INSTRUCTION:
Select from the data all lines with the word "marker".

DATASET RECORDS:
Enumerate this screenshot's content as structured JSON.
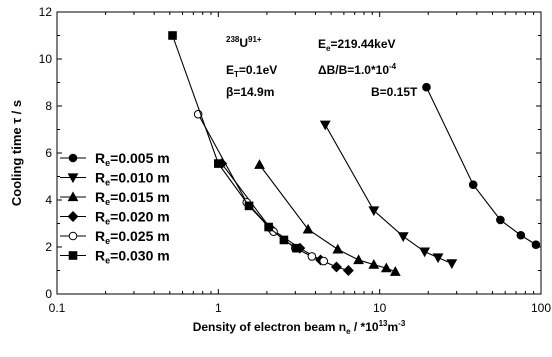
{
  "chart_data": {
    "type": "line",
    "xscale": "log",
    "xlim": [
      0.1,
      100
    ],
    "ylim": [
      0,
      12
    ],
    "x_ticks": [
      0.1,
      1,
      10,
      100
    ],
    "x_tick_labels": [
      "0.1",
      "1",
      "10",
      "100"
    ],
    "y_ticks": [
      0,
      2,
      4,
      6,
      8,
      10,
      12
    ],
    "y_tick_labels": [
      "0",
      "2",
      "4",
      "6",
      "8",
      "10",
      "12"
    ],
    "xlabel_main": "Density of electron beam n",
    "xlabel_sub": "e",
    "xlabel_unit": " / *10",
    "xlabel_exp": "13",
    "xlabel_unit2": "m",
    "xlabel_exp2": "-3",
    "ylabel": "Cooling time τ / s",
    "legend_position": "left",
    "annotations": {
      "ion_mass": "238",
      "ion_name": "U",
      "ion_charge": "91+",
      "ee_main": "E",
      "ee_sub": "e",
      "ee_value": "=219.44keV",
      "et_main": "E",
      "et_sub": "T",
      "et_value": "=0.1eV",
      "db": "ΔB/B=1.0*10",
      "db_exp": "-4",
      "beta": "β=14.9m",
      "b": "B=0.15T"
    },
    "series": [
      {
        "name": "R",
        "name_sub": "e",
        "name_value": "=0.005 m",
        "marker": "circle",
        "filled": true,
        "x": [
          19.5,
          38,
          56,
          75,
          93
        ],
        "y": [
          8.8,
          4.65,
          3.15,
          2.5,
          2.1
        ]
      },
      {
        "name": "R",
        "name_sub": "e",
        "name_value": "=0.010 m",
        "marker": "triangle-down",
        "filled": true,
        "x": [
          4.6,
          9.2,
          14,
          19,
          23,
          28
        ],
        "y": [
          7.2,
          3.55,
          2.45,
          1.8,
          1.55,
          1.3
        ]
      },
      {
        "name": "R",
        "name_sub": "e",
        "name_value": "=0.015 m",
        "marker": "triangle-up",
        "filled": true,
        "x": [
          1.8,
          3.6,
          5.5,
          7.4,
          9.2,
          11,
          12.5
        ],
        "y": [
          5.5,
          2.75,
          1.9,
          1.45,
          1.25,
          1.1,
          0.95
        ]
      },
      {
        "name": "R",
        "name_sub": "e",
        "name_value": "=0.020 m",
        "marker": "diamond",
        "filled": true,
        "x": [
          1.05,
          2.1,
          3.2,
          4.3,
          5.4,
          6.4
        ],
        "y": [
          5.55,
          2.8,
          1.95,
          1.45,
          1.15,
          1.0
        ]
      },
      {
        "name": "R",
        "name_sub": "e",
        "name_value": "=0.025 m",
        "marker": "circle",
        "filled": false,
        "x": [
          0.75,
          1.5,
          2.2,
          3.0,
          3.8,
          4.5
        ],
        "y": [
          7.65,
          3.9,
          2.65,
          1.95,
          1.6,
          1.4
        ]
      },
      {
        "name": "R",
        "name_sub": "e",
        "name_value": "=0.030 m",
        "marker": "square",
        "filled": true,
        "x": [
          0.52,
          1.0,
          1.55,
          2.05,
          2.55,
          3.05
        ],
        "y": [
          11.0,
          5.55,
          3.75,
          2.85,
          2.3,
          1.95
        ]
      }
    ]
  }
}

FULL RESPONSE:
        "marker": "circle",
        "marker": "triangle-down",
        "marker": "triangle-up",
        "marker": "diamond",
        "marker": "circle",
        "marker": "square",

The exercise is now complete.